# [INSTRUCTIONS TO FOLLOW]
Write out all the entries word for word and omit any pictures.

# [DATA TO PROCESS]
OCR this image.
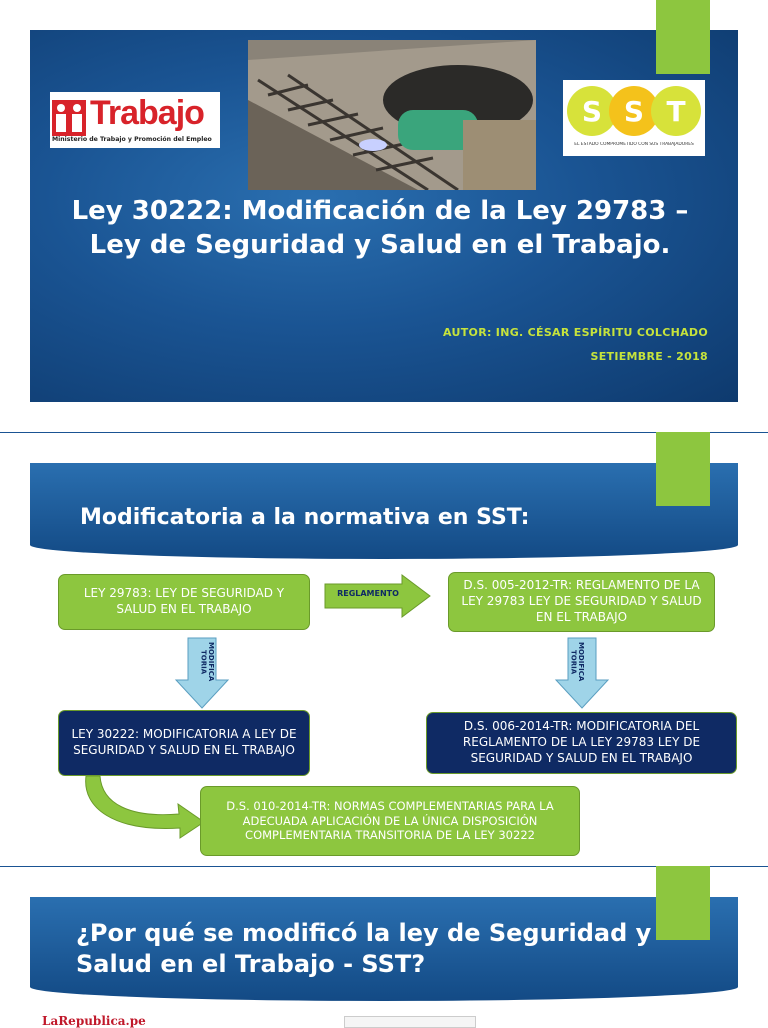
Trabajo
Ministerio de Trabajo y Promoción del Empleo
S S T
EL ESTADO COMPROMETIDO CON SUS TRABAJADORES
Ley 30222: Modificación de la Ley 29783 – Ley de Seguridad y Salud en el Trabajo.
AUTOR: ING. CÉSAR ESPÍRITU COLCHADO
SETIEMBRE - 2018
Modificatoria a la normativa en SST:
LEY 29783: LEY DE SEGURIDAD Y SALUD EN EL TRABAJO
REGLAMENTO
D.S. 005-2012-TR: REGLAMENTO DE LA LEY 29783 LEY DE SEGURIDAD Y SALUD EN EL TRABAJO
MODIFICA TORIA	MODIFICA TORIA
LEY 30222: MODIFICATORIA A LEY DE SEGURIDAD Y SALUD EN EL TRABAJO
D.S. 006-2014-TR: MODIFICATORIA DEL REGLAMENTO DE LA LEY 29783 LEY DE SEGURIDAD Y SALUD EN EL TRABAJO
D.S. 010-2014-TR: NORMAS COMPLEMENTARIAS PARA LA ADECUADA APLICACIÓN DE LA ÚNICA DISPOSICIÓN COMPLEMENTARIA TRANSITORIA DE LA LEY 30222
¿Por qué se modificó la ley de Seguridad y Salud en el Trabajo - SST?
LaRepublica.pe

# [EXPECTED OUTPUT]
OCR this image.
Trabajo
Ministerio de Trabajo y Promoción del Empleo
S S T
EL ESTADO COMPROMETIDO CON SUS TRABAJADORES
Ley 30222: Modificación de la Ley 29783 – Ley de Seguridad y Salud en el Trabajo.
AUTOR: ING. CÉSAR ESPÍRITU COLCHADO
SETIEMBRE - 2018
Modificatoria a la normativa en SST:
LEY 29783: LEY DE SEGURIDAD Y SALUD EN EL TRABAJO
REGLAMENTO
D.S. 005-2012-TR: REGLAMENTO DE LA LEY 29783 LEY DE SEGURIDAD Y SALUD EN EL TRABAJO
MODIFICA TORIA	MODIFICA TORIA
LEY 30222: MODIFICATORIA A LEY DE SEGURIDAD Y SALUD EN EL TRABAJO
D.S. 006-2014-TR: MODIFICATORIA DEL REGLAMENTO DE LA LEY 29783 LEY DE SEGURIDAD Y SALUD EN EL TRABAJO
D.S. 010-2014-TR: NORMAS COMPLEMENTARIAS PARA LA ADECUADA APLICACIÓN DE LA ÚNICA DISPOSICIÓN COMPLEMENTARIA TRANSITORIA DE LA LEY 30222
¿Por qué se modificó la ley de Seguridad y Salud en el Trabajo - SST?
LaRepublica.pe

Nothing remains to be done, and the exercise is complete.